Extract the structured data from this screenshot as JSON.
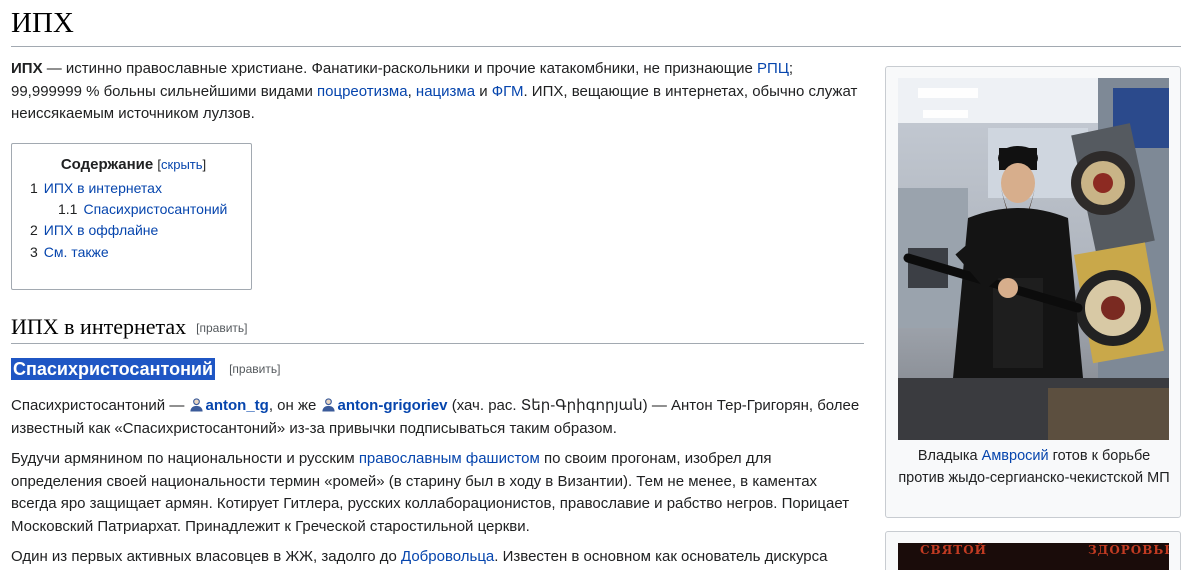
{
  "page": {
    "title": "ИПХ"
  },
  "intro": {
    "lead_bold": "ИПХ",
    "t1": " — истинно православные христиане. Фанатики-раскольники и прочие катакомбники, не признающие ",
    "link_rpc": "РПЦ",
    "t2": "; 99,999999 % больны сильнейшими видами ",
    "link_potsreotizm": "поцреотизма",
    "t3": ", ",
    "link_natsizm": "нацизма",
    "t4": " и ",
    "link_fgm": "ФГМ",
    "t5": ". ИПХ, вещающие в интернетах, обычно служат неиссякаемым источником лулзов."
  },
  "toc": {
    "title": "Содержание",
    "toggle_open": "[",
    "toggle_label": "скрыть",
    "toggle_close": "]",
    "items": [
      {
        "num": "1",
        "label": "ИПХ в интернетах"
      },
      {
        "num": "1.1",
        "label": "Спасихристосантоний"
      },
      {
        "num": "2",
        "label": "ИПХ в оффлайне"
      },
      {
        "num": "3",
        "label": "См. также"
      }
    ]
  },
  "section1": {
    "heading": "ИПХ в интернетах",
    "edit": "[править]"
  },
  "section1_1": {
    "heading": "Спасихристосантоний",
    "edit": "[править]"
  },
  "para1": {
    "t1": "Спасихристосантоний — ",
    "user1": "anton_tg",
    "t2": ", он же ",
    "user2": "anton-grigoriev",
    "t3": " (хач. рас. Տեր-Գրիգորյան) — Антон Тер-Григорян, более известный как «Спасихристосантоний» из-за привычки подписываться таким образом."
  },
  "para2": {
    "t1": "Будучи армянином по национальности и русским ",
    "link1": "православным фашистом",
    "t2": " по своим прогонам, изобрел для определения своей национальности термин «ромей» (в старину был в ходу в Византии). Тем не менее, в каментах всегда яро защищает армян. Котирует Гитлера, русских коллаборационистов, православие и рабство негров. Порицает Московский Патриархат. Принадлежит к Греческой старостильной церкви."
  },
  "para3": {
    "t1": "Один из первых активных власовцев в ЖЖ, задолго до ",
    "link1": "Добровольца",
    "t2": ". Известен в основном как основатель дискурса"
  },
  "thumb": {
    "caption_t1": "Владыка ",
    "caption_link": "Амвросий",
    "caption_t2": " готов к борьбе против жыдо-сергианско-чекистской МП"
  },
  "thumb2": {
    "label_left": "СВЯТОЙ",
    "label_right": "ЗДОРОВЬЕ"
  },
  "colors": {
    "link": "#0645ad",
    "highlight": "#1f56c4",
    "border": "#a2a9b1"
  }
}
★ ★ ★
### [TASK GOAL]
Your copy should repeat each entry above exactly but contain no pictures.

### [TASK RESPONSE]
Extract the structured data from this screenshot as JSON.
{
  "page": {
    "title": "ИПХ"
  },
  "intro": {
    "lead_bold": "ИПХ",
    "t1": " — истинно православные христиане. Фанатики-раскольники и прочие катакомбники, не признающие ",
    "link_rpc": "РПЦ",
    "t2": "; 99,999999 % больны сильнейшими видами ",
    "link_potsreotizm": "поцреотизма",
    "t3": ", ",
    "link_natsizm": "нацизма",
    "t4": " и ",
    "link_fgm": "ФГМ",
    "t5": ". ИПХ, вещающие в интернетах, обычно служат неиссякаемым источником лулзов."
  },
  "toc": {
    "title": "Содержание",
    "toggle_open": "[",
    "toggle_label": "скрыть",
    "toggle_close": "]",
    "items": [
      {
        "num": "1",
        "label": "ИПХ в интернетах"
      },
      {
        "num": "1.1",
        "label": "Спасихристосантоний"
      },
      {
        "num": "2",
        "label": "ИПХ в оффлайне"
      },
      {
        "num": "3",
        "label": "См. также"
      }
    ]
  },
  "section1": {
    "heading": "ИПХ в интернетах",
    "edit": "[править]"
  },
  "section1_1": {
    "heading": "Спасихристосантоний",
    "edit": "[править]"
  },
  "para1": {
    "t1": "Спасихристосантоний — ",
    "user1": "anton_tg",
    "t2": ", он же ",
    "user2": "anton-grigoriev",
    "t3": " (хач. рас. Տեր-Գրիգորյան) — Антон Тер-Григорян, более известный как «Спасихристосантоний» из-за привычки подписываться таким образом."
  },
  "para2": {
    "t1": "Будучи армянином по национальности и русским ",
    "link1": "православным фашистом",
    "t2": " по своим прогонам, изобрел для определения своей национальности термин «ромей» (в старину был в ходу в Византии). Тем не менее, в каментах всегда яро защищает армян. Котирует Гитлера, русских коллаборационистов, православие и рабство негров. Порицает Московский Патриархат. Принадлежит к Греческой старостильной церкви."
  },
  "para3": {
    "t1": "Один из первых активных власовцев в ЖЖ, задолго до ",
    "link1": "Добровольца",
    "t2": ". Известен в основном как основатель дискурса"
  },
  "thumb": {
    "caption_t1": "Владыка ",
    "caption_link": "Амвросий",
    "caption_t2": " готов к борьбе против жыдо-сергианско-чекистской МП"
  },
  "thumb2": {
    "label_left": "СВЯТОЙ",
    "label_right": "ЗДОРОВЬЕ"
  },
  "colors": {
    "link": "#0645ad",
    "highlight": "#1f56c4",
    "border": "#a2a9b1"
  }
}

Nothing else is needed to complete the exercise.